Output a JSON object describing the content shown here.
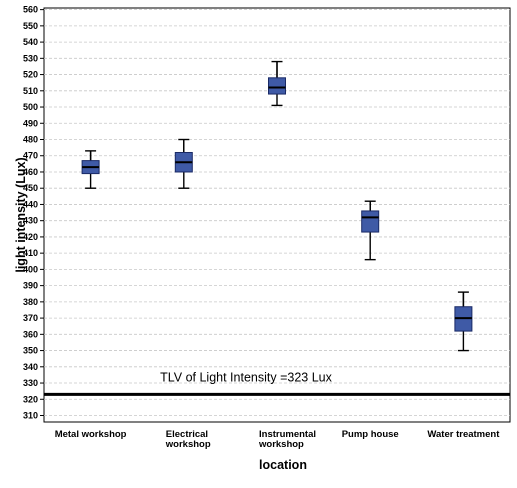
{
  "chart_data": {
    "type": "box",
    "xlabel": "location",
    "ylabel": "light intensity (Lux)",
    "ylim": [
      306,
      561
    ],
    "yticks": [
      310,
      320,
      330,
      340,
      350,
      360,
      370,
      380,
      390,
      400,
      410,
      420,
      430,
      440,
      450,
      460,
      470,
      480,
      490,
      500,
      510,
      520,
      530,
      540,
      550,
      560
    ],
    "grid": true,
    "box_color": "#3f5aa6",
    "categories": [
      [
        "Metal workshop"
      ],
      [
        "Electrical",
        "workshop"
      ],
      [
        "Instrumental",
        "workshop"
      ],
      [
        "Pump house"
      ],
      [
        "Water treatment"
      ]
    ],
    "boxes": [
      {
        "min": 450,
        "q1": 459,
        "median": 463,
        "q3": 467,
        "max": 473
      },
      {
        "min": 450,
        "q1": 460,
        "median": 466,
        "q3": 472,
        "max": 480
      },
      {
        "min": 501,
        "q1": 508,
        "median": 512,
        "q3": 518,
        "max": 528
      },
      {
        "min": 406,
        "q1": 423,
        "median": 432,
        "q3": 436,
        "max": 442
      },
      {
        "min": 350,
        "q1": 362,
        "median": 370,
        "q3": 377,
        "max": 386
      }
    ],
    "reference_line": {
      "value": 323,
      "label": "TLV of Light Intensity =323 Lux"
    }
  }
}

---

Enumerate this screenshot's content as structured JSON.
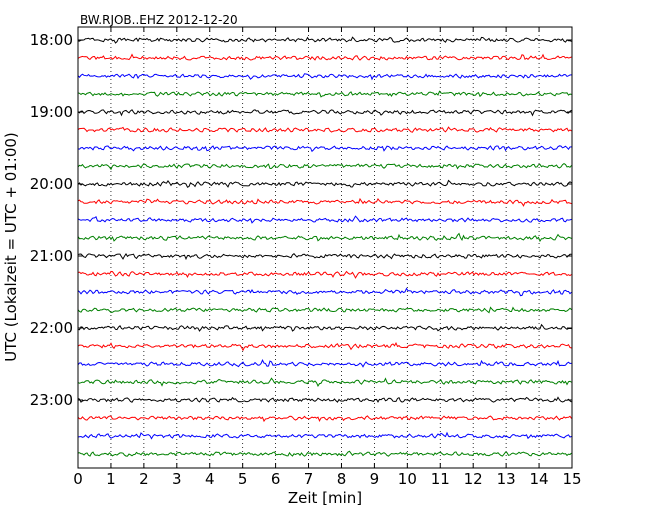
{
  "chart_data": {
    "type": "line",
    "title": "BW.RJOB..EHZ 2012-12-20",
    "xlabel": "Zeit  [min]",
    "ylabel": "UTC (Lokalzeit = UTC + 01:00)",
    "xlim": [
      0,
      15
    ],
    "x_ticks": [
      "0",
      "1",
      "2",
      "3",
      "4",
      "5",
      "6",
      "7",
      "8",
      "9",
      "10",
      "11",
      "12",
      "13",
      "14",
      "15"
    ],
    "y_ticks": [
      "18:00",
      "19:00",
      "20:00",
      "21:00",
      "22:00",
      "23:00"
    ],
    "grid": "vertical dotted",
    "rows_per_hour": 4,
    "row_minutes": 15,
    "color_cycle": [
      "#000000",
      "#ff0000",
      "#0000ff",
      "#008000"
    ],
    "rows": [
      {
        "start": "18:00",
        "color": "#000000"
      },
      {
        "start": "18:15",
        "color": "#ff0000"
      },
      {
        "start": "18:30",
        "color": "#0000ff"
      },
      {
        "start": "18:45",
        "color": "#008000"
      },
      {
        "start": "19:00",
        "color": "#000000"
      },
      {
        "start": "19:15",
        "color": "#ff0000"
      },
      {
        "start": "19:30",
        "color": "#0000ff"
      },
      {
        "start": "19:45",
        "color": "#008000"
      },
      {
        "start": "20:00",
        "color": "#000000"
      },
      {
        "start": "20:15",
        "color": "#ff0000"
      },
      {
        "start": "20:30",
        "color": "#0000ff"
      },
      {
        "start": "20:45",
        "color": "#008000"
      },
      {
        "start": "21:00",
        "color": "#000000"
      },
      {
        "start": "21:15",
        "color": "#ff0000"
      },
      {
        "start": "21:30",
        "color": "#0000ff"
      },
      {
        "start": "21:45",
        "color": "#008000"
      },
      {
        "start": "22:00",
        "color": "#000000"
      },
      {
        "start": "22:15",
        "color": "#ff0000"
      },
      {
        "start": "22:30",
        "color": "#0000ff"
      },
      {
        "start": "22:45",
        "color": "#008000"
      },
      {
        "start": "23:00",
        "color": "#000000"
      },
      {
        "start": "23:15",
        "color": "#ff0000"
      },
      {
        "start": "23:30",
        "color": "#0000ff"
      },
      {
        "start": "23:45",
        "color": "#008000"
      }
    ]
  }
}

---

» **Brief**: Return a copy of every line that includes the word "median".

» **Expected answer**:
        "median": 463,
        "median": 466,
        "median": 512,
        "median": 432,
        "median": 370,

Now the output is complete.